TASKS –
[A] Quote everything from "This paper addresses" down to "in the Arctic." in the reviewer report below.
[B] Using the reviewer report below, decide whether each statement agrees with it: (i) the reviewer says the description of the hypothesis, datasets, and results can be improved; (ii) the study relied on satellite observations alone; (iii) the reviewer finds the term "plant community" precise. Answer yes or no for each and quote the words of the report that settle it.

EXTRACTED TEXT –
━━━━━━━━━━

Predicting Soil Respiration from Plant Productivity (NDVI) in a Sub-Arctic Tundra Ecosystem

Round 1

Reviewer 1 Report

Summary:

This paper addresses a crucial topic regarding measuring soil respiration in the Arctic region. The warming temperature and increasing burning have been reported recently. A widespread greening trend has also been observed, while responses and variations of the local carbon cycle are less known. This study combined on-site observations and high-resolution satellite observations to assess soil carbon storage and respiration. The results also approved that the NDVI can be used as an effective proxy to reflect vegetation carbon productivity and measure soil respiration in the Arctic.

While the subject of the paper has merit and important indication, there are a few concerns regarding the methods and results. The description regarding the hypothesis, datasets, and results can be improved. In addition, a few minor expressions can be addressed to improve the readability of the manuscript. Details of major and minor concerns are given below.

 

Major comments:

1. When the authors listed the hypothesis, ‘plant community (composition)’ or ‘plant community’ were used. This term was relatively general and ambiguous. Does it refer to land cover type or vegetation type? Or it can also refer to the composition of different plants and the numbers of vegetation types within a small study plot.

━━━━━━━━━━

PROVIDED DATA –
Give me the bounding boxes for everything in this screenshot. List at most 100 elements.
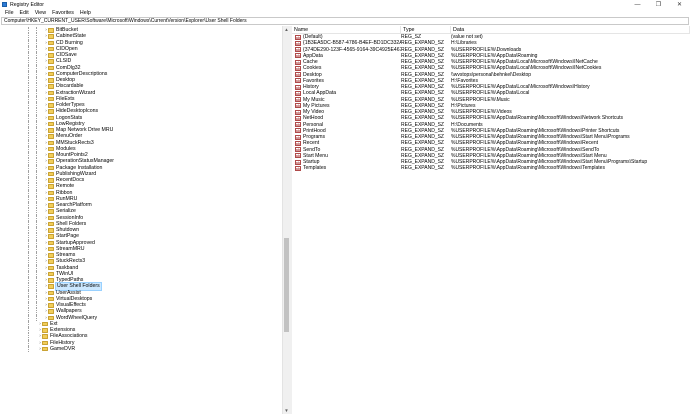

━━━━━━━━━━

COMPLETE ANSWERS –
[A]
This paper addresses a crucial topic regarding measuring soil respiration in the Arctic region. The warming temperature and increasing burning have been reported recently. A widespread greening trend has also been observed, while responses and variations of the local carbon cycle are less known. This study combined on-site observations and high-resolution satellite observations to assess soil carbon storage and respiration. The results also approved that the NDVI can be used as an effective proxy to reflect vegetation carbon productivity and measure soil respiration in the Arctic.

[B]
(i) Yes: "The description regarding the hypothesis, datasets, and results can be improved."
(ii) No: "This study combined on-site observations and high-resolution satellite observations to assess soil carbon storage and respiration."
(iii) No: "This term was relatively general and ambiguous."